#### SET PROBLEM:
Find the word "left" in the material below and gather every line that contains it.

#### RECORDS SUPPLIED:

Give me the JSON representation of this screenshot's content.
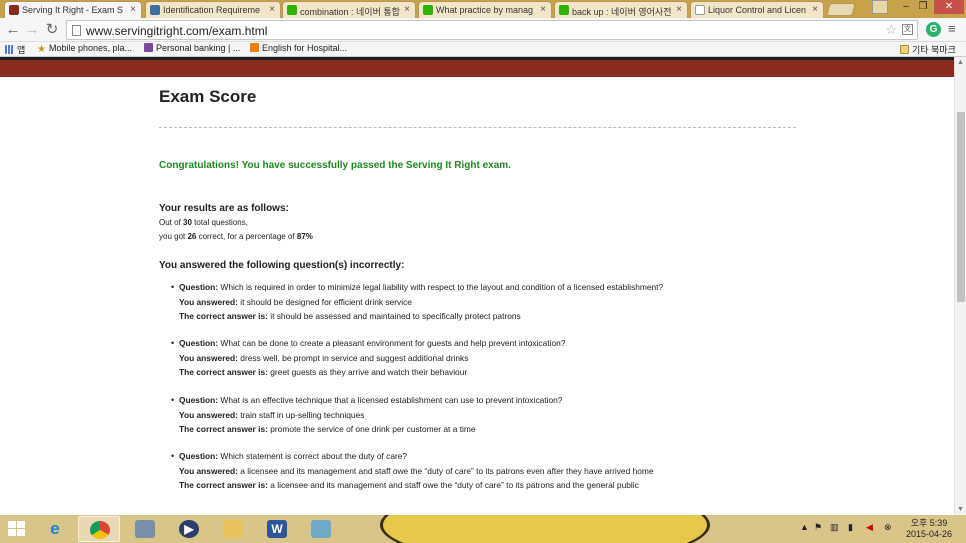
{
  "browser": {
    "tabs": [
      {
        "title": "Serving It Right - Exam S",
        "active": true,
        "favicon_color": "#8a2c1d"
      },
      {
        "title": "Identification Requireme",
        "active": false,
        "favicon_color": "#3a6ea5"
      },
      {
        "title": "combination : 네이버 통합",
        "active": false,
        "favicon_color": "#2db400"
      },
      {
        "title": "What practice by manag",
        "active": false,
        "favicon_color": "#2db400"
      },
      {
        "title": "back up : 네이버 영어사전",
        "active": false,
        "favicon_color": "#2db400"
      },
      {
        "title": "Liquor Control and Licen",
        "active": false,
        "favicon_color": "#dddddd"
      }
    ],
    "url": "www.servingitright.com/exam.html",
    "window_buttons": {
      "minimize": "–",
      "maximize": "❐",
      "close": "✕"
    },
    "bookmarks": [
      {
        "label": "앱",
        "icon": "apps-grid-icon"
      },
      {
        "label": "Mobile phones, pla...",
        "icon": "star-icon"
      },
      {
        "label": "Personal banking | ...",
        "icon": "bank-icon"
      },
      {
        "label": "English for Hospital...",
        "icon": "blogger-icon"
      }
    ],
    "other_bookmarks": "기타 북마크"
  },
  "page": {
    "heading": "Exam Score",
    "congrats": "Congratulations! You have successfully passed the Serving It Right exam.",
    "results_title": "Your results are as follows:",
    "results_line1_prefix": "Out of ",
    "total_questions": "30",
    "results_line1_suffix": " total questions,",
    "results_line2_prefix": "you got ",
    "correct_count": "26",
    "results_line2_mid": " correct, for a percentage of ",
    "percentage": "87%",
    "incorrect_title": "You answered the following question(s) incorrectly:",
    "labels": {
      "question": "Question:",
      "answered": "You answered:",
      "correct": "The correct answer is:"
    },
    "questions": [
      {
        "question": "Which is required in order to minimize legal liability with respect to the layout and condition of a licensed establishment?",
        "answered": "it should be designed for efficient drink service",
        "correct": "it should be assessed and maintained to specifically protect patrons"
      },
      {
        "question": "What can be done to create a pleasant environment for guests and help prevent intoxication?",
        "answered": "dress well, be prompt in service and suggest additional drinks",
        "correct": "greet guests as they arrive and watch their behaviour"
      },
      {
        "question": "What is an effective technique that a licensed establishment can use to prevent intoxication?",
        "answered": "train staff in up-selling techniques",
        "correct": "promote the service of one drink per customer at a time"
      },
      {
        "question": "Which statement is correct about the duty of care?",
        "answered": "a licensee and its management and staff owe the “duty of care” to its patrons even after they have arrived home",
        "correct": "a licensee and its management and staff owe the “duty of care” to its patrons and the general public"
      }
    ]
  },
  "taskbar": {
    "apps": [
      "internet-explorer-icon",
      "chrome-icon",
      "calculator-icon",
      "media-player-icon",
      "file-explorer-icon",
      "word-icon",
      "paint-icon"
    ],
    "clock_period": "오후",
    "clock_time": "5:39",
    "clock_date": "2015-04-26"
  }
}
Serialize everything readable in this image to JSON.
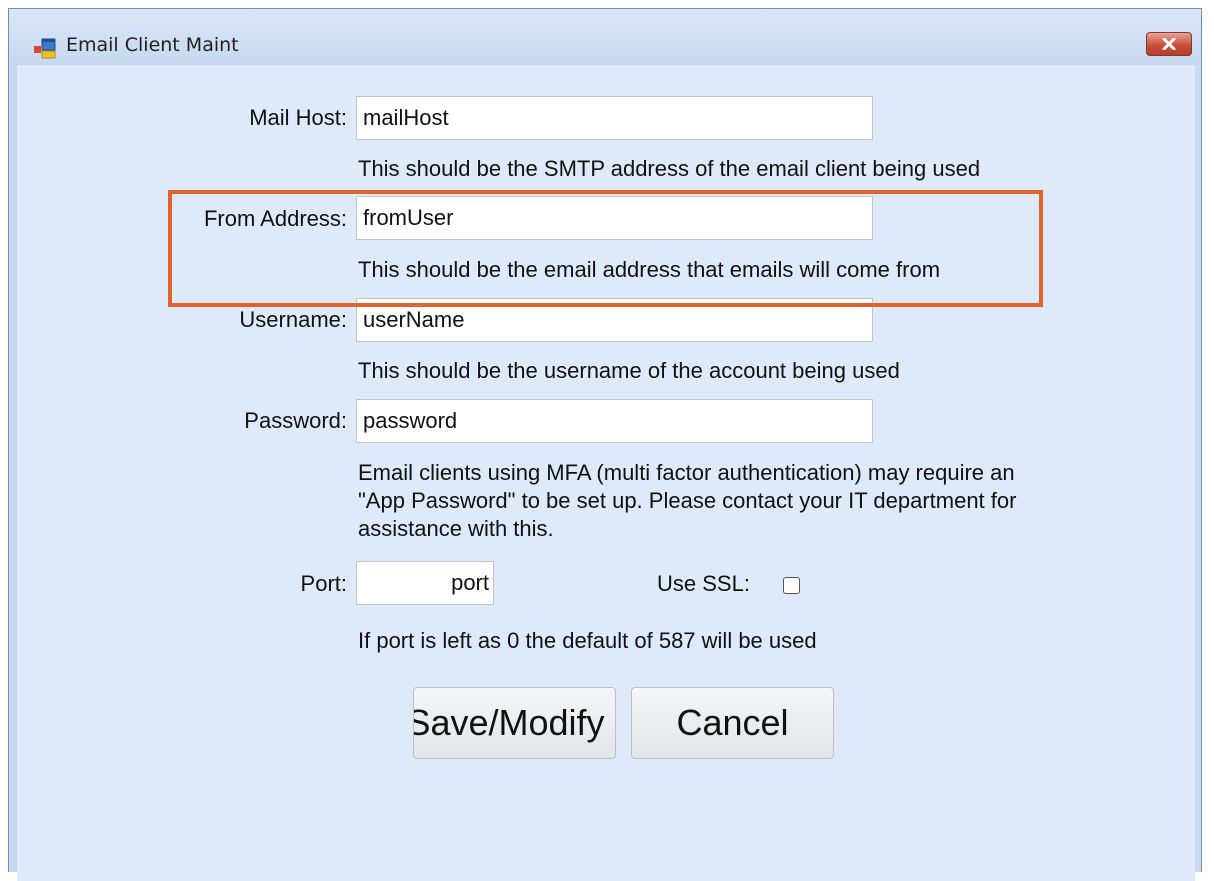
{
  "window": {
    "title": "Email Client Maint"
  },
  "form": {
    "mail_host": {
      "label": "Mail Host:",
      "value": "mailHost",
      "help": "This should be the SMTP address of the email client being used"
    },
    "from_address": {
      "label": "From Address:",
      "value": "fromUser",
      "help": "This should be the email address that emails will come from"
    },
    "username": {
      "label": "Username:",
      "value": "userName",
      "help": "This should be the username of the account being used"
    },
    "password": {
      "label": "Password:",
      "value": "password",
      "help_lines": [
        "Email clients using MFA (multi factor authentication) may require an",
        "\"App Password\" to be set up. Please contact your IT department for",
        "assistance with this."
      ]
    },
    "port": {
      "label": "Port:",
      "value": "port",
      "help": "If port is left as 0 the default of 587 will be used"
    },
    "use_ssl": {
      "label": "Use SSL:",
      "checked": false
    }
  },
  "buttons": {
    "save": "Save/Modify",
    "cancel": "Cancel"
  },
  "colors": {
    "highlight": "#e0642a",
    "client_bg": "#deeafa",
    "close_button": "#c9513f"
  },
  "icons": {
    "app": "app-window-icon",
    "close": "close-icon"
  }
}
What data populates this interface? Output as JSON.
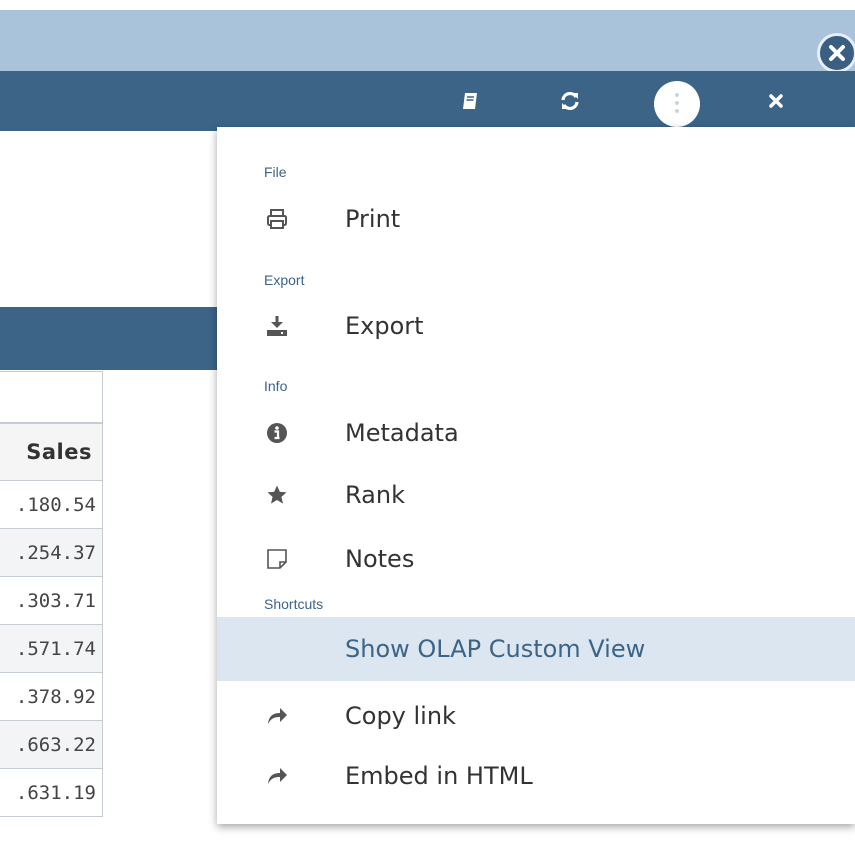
{
  "toolbar": {
    "icons": [
      "book-icon",
      "refresh-icon",
      "more-vertical-icon",
      "close-icon"
    ]
  },
  "titlebar": {
    "close_icon": "close-circle-icon"
  },
  "table": {
    "header": "Sales",
    "cells": [
      ".180.54",
      ".254.37",
      ".303.71",
      ".571.74",
      ".378.92",
      ".663.22",
      ".631.19"
    ]
  },
  "menu": {
    "groups": {
      "file": "File",
      "export": "Export",
      "info": "Info",
      "shortcuts": "Shortcuts"
    },
    "items": {
      "print": {
        "label": "Print",
        "icon": "print-icon"
      },
      "export": {
        "label": "Export",
        "icon": "download-icon"
      },
      "metadata": {
        "label": "Metadata",
        "icon": "info-icon"
      },
      "rank": {
        "label": "Rank",
        "icon": "star-icon"
      },
      "notes": {
        "label": "Notes",
        "icon": "note-icon"
      },
      "olap": {
        "label": "Show OLAP Custom View"
      },
      "copy_link": {
        "label": "Copy link",
        "icon": "share-icon"
      },
      "embed": {
        "label": "Embed in HTML",
        "icon": "share-icon"
      }
    }
  },
  "colors": {
    "titlebar": "#a9c3db",
    "toolbar": "#3b6487",
    "selected": "#dce6f0",
    "accent": "#3b6487"
  }
}
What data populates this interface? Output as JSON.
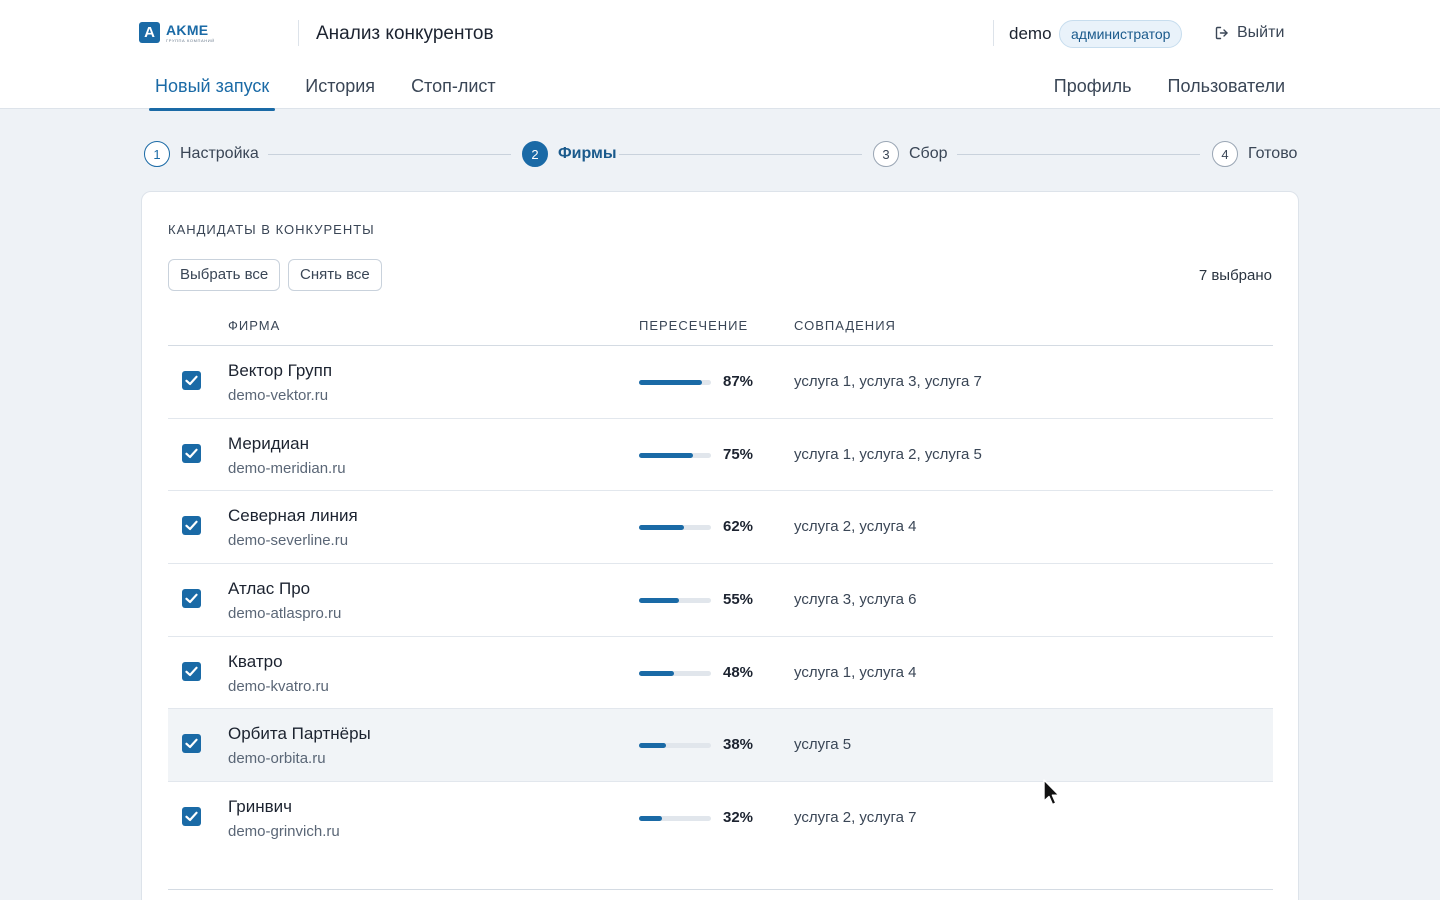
{
  "header": {
    "logo_letter": "A",
    "logo_name": "AKME",
    "logo_sub": "ГРУППА КОМПАНИЙ",
    "app_title": "Анализ конкурентов",
    "user_name": "demo",
    "role": "администратор",
    "logout_label": "Выйти"
  },
  "nav": {
    "left": [
      "Новый запуск",
      "История",
      "Стоп-лист"
    ],
    "right": [
      "Профиль",
      "Пользователи"
    ],
    "active": "Новый запуск"
  },
  "stepper": [
    {
      "num": "1",
      "label": "Настройка",
      "state": "done"
    },
    {
      "num": "2",
      "label": "Фирмы",
      "state": "current"
    },
    {
      "num": "3",
      "label": "Сбор",
      "state": "pending"
    },
    {
      "num": "4",
      "label": "Готово",
      "state": "pending"
    }
  ],
  "card": {
    "title": "КАНДИДАТЫ В КОНКУРЕНТЫ",
    "select_all": "Выбрать все",
    "deselect_all": "Снять все",
    "selected_count": "7 выбрано",
    "columns": {
      "firm": "ФИРМА",
      "overlap": "ПЕРЕСЕЧЕНИЕ",
      "matches": "СОВПАДЕНИЯ"
    },
    "rows": [
      {
        "name": "Вектор Групп",
        "domain": "demo-vektor.ru",
        "overlap": 87,
        "overlap_label": "87%",
        "matches": "услуга 1, услуга 3, услуга 7",
        "checked": true
      },
      {
        "name": "Меридиан",
        "domain": "demo-meridian.ru",
        "overlap": 75,
        "overlap_label": "75%",
        "matches": "услуга 1, услуга 2, услуга 5",
        "checked": true
      },
      {
        "name": "Северная линия",
        "domain": "demo-severline.ru",
        "overlap": 62,
        "overlap_label": "62%",
        "matches": "услуга 2, услуга 4",
        "checked": true
      },
      {
        "name": "Атлас Про",
        "domain": "demo-atlaspro.ru",
        "overlap": 55,
        "overlap_label": "55%",
        "matches": "услуга 3, услуга 6",
        "checked": true
      },
      {
        "name": "Кватро",
        "domain": "demo-kvatro.ru",
        "overlap": 48,
        "overlap_label": "48%",
        "matches": "услуга 1, услуга 4",
        "checked": true
      },
      {
        "name": "Орбита Партнёры",
        "domain": "demo-orbita.ru",
        "overlap": 38,
        "overlap_label": "38%",
        "matches": "услуга 5",
        "checked": true
      },
      {
        "name": "Гринвич",
        "domain": "demo-grinvich.ru",
        "overlap": 32,
        "overlap_label": "32%",
        "matches": "услуга 2, услуга 7",
        "checked": true
      }
    ]
  },
  "colors": {
    "accent": "#1a6aa6",
    "background": "#eef2f6",
    "track": "#e1e6ec"
  },
  "icons": {
    "logout": "logout-icon",
    "checkbox": "check-icon",
    "cursor": "mouse-pointer-icon"
  }
}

#### THE ANSWER:
      "help": "If port is left as 0 the default of 587 will be used"
    "left": [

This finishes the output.